Work to do: Every entry that follows needs to be repeated exactly.
-- START Records shown --
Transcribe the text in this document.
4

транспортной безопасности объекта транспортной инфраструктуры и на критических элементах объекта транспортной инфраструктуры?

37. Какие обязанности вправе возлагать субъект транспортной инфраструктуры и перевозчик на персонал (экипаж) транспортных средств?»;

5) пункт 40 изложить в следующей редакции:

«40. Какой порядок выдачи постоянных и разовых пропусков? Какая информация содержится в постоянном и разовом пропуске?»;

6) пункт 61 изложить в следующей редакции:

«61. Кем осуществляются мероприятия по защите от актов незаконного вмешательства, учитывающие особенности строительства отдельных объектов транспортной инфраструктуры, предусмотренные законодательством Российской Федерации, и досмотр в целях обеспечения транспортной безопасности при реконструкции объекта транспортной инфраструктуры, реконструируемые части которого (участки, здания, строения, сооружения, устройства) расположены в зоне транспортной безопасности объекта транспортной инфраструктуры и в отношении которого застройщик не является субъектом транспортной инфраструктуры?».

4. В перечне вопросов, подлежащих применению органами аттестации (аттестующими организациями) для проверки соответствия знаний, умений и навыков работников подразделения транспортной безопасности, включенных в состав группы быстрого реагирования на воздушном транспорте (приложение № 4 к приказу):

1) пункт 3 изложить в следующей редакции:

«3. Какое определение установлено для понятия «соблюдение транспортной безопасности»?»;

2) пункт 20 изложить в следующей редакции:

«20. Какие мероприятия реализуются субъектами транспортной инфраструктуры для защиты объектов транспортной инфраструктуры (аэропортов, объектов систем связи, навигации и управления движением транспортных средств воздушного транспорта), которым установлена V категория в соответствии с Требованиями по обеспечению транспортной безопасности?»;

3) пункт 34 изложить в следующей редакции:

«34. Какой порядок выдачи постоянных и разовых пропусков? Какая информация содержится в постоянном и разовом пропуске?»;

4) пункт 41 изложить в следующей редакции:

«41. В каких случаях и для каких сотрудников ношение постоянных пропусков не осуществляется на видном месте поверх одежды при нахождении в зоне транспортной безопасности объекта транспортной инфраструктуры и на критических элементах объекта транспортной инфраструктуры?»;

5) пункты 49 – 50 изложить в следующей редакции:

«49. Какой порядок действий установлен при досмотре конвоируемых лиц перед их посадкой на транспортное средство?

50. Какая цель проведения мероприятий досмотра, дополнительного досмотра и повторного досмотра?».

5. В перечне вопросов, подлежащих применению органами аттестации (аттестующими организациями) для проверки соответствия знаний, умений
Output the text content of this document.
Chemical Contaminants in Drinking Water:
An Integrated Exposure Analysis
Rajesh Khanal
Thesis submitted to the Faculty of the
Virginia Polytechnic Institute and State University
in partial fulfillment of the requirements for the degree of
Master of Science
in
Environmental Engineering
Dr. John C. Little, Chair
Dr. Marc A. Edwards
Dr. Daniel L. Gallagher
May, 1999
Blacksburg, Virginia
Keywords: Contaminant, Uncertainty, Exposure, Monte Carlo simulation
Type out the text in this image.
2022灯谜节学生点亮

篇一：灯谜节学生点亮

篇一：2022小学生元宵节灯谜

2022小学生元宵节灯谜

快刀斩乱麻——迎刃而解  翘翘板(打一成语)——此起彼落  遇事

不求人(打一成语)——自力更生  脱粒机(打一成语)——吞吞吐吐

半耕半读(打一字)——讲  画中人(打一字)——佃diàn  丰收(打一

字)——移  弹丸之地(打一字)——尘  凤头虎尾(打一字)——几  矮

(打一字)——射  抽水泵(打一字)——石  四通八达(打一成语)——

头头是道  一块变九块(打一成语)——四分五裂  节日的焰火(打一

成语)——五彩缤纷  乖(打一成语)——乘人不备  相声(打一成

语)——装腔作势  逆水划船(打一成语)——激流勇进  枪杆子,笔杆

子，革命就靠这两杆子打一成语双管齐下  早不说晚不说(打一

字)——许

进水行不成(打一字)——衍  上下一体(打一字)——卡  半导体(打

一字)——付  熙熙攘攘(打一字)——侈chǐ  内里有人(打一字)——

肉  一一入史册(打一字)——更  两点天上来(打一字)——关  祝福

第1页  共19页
-- END Records shown --
Solution to the problem:
Transcribe the text in this document.
4

транспортной безопасности объекта транспортной инфраструктуры и на критических элементах объекта транспортной инфраструктуры?

37. Какие обязанности вправе возлагать субъект транспортной инфраструктуры и перевозчик на персонал (экипаж) транспортных средств?»;

5) пункт 40 изложить в следующей редакции:

«40. Какой порядок выдачи постоянных и разовых пропусков? Какая информация содержится в постоянном и разовом пропуске?»;

6) пункт 61 изложить в следующей редакции:

«61. Кем осуществляются мероприятия по защите от актов незаконного вмешательства, учитывающие особенности строительства отдельных объектов транспортной инфраструктуры, предусмотренные законодательством Российской Федерации, и досмотр в целях обеспечения транспортной безопасности при реконструкции объекта транспортной инфраструктуры, реконструируемые части которого (участки, здания, строения, сооружения, устройства) расположены в зоне транспортной безопасности объекта транспортной инфраструктуры и в отношении которого застройщик не является субъектом транспортной инфраструктуры?».

4. В перечне вопросов, подлежащих применению органами аттестации (аттестующими организациями) для проверки соответствия знаний, умений и навыков работников подразделения транспортной безопасности, включенных в состав группы быстрого реагирования на воздушном транспорте (приложение № 4 к приказу):

1) пункт 3 изложить в следующей редакции:

«3. Какое определение установлено для понятия «соблюдение транспортной безопасности»?»;

2) пункт 20 изложить в следующей редакции:

«20. Какие мероприятия реализуются субъектами транспортной инфраструктуры для защиты объектов транспортной инфраструктуры (аэропортов, объектов систем связи, навигации и управления движением транспортных средств воздушного транспорта), которым установлена V категория в соответствии с Требованиями по обеспечению транспортной безопасности?»;

3) пункт 34 изложить в следующей редакции:

«34. Какой порядок выдачи постоянных и разовых пропусков? Какая информация содержится в постоянном и разовом пропуске?»;

4) пункт 41 изложить в следующей редакции:

«41. В каких случаях и для каких сотрудников ношение постоянных пропусков не осуществляется на видном месте поверх одежды при нахождении в зоне транспортной безопасности объекта транспортной инфраструктуры и на критических элементах объекта транспортной инфраструктуры?»;

5) пункты 49 – 50 изложить в следующей редакции:

«49. Какой порядок действий установлен при досмотре конвоируемых лиц перед их посадкой на транспортное средство?

50. Какая цель проведения мероприятий досмотра, дополнительного досмотра и повторного досмотра?».

5. В перечне вопросов, подлежащих применению органами аттестации (аттестующими организациями) для проверки соответствия знаний, умений
Output the text content of this document.
Chemical Contaminants in Drinking Water:
An Integrated Exposure Analysis
Rajesh Khanal
Thesis submitted to the Faculty of the
Virginia Polytechnic Institute and State University
in partial fulfillment of the requirements for the degree of
Master of Science
in
Environmental Engineering
Dr. John C. Little, Chair
Dr. Marc A. Edwards
Dr. Daniel L. Gallagher
May, 1999
Blacksburg, Virginia
Keywords: Contaminant, Uncertainty, Exposure, Monte Carlo simulation
Type out the text in this image.
2022灯谜节学生点亮

篇一：灯谜节学生点亮

篇一：2022小学生元宵节灯谜

2022小学生元宵节灯谜

快刀斩乱麻——迎刃而解  翘翘板(打一成语)——此起彼落  遇事

不求人(打一成语)——自力更生  脱粒机(打一成语)——吞吞吐吐

半耕半读(打一字)——讲  画中人(打一字)——佃diàn  丰收(打一

字)——移  弹丸之地(打一字)——尘  凤头虎尾(打一字)——几  矮

(打一字)——射  抽水泵(打一字)——石  四通八达(打一成语)——

头头是道  一块变九块(打一成语)——四分五裂  节日的焰火(打一

成语)——五彩缤纷  乖(打一成语)——乘人不备  相声(打一成

语)——装腔作势  逆水划船(打一成语)——激流勇进  枪杆子,笔杆

子，革命就靠这两杆子打一成语双管齐下  早不说晚不说(打一

字)——许

进水行不成(打一字)——衍  上下一体(打一字)——卡  半导体(打

一字)——付  熙熙攘攘(打一字)——侈chǐ  内里有人(打一字)——

肉  一一入史册(打一字)——更  两点天上来(打一字)——关  祝福

第1页  共19页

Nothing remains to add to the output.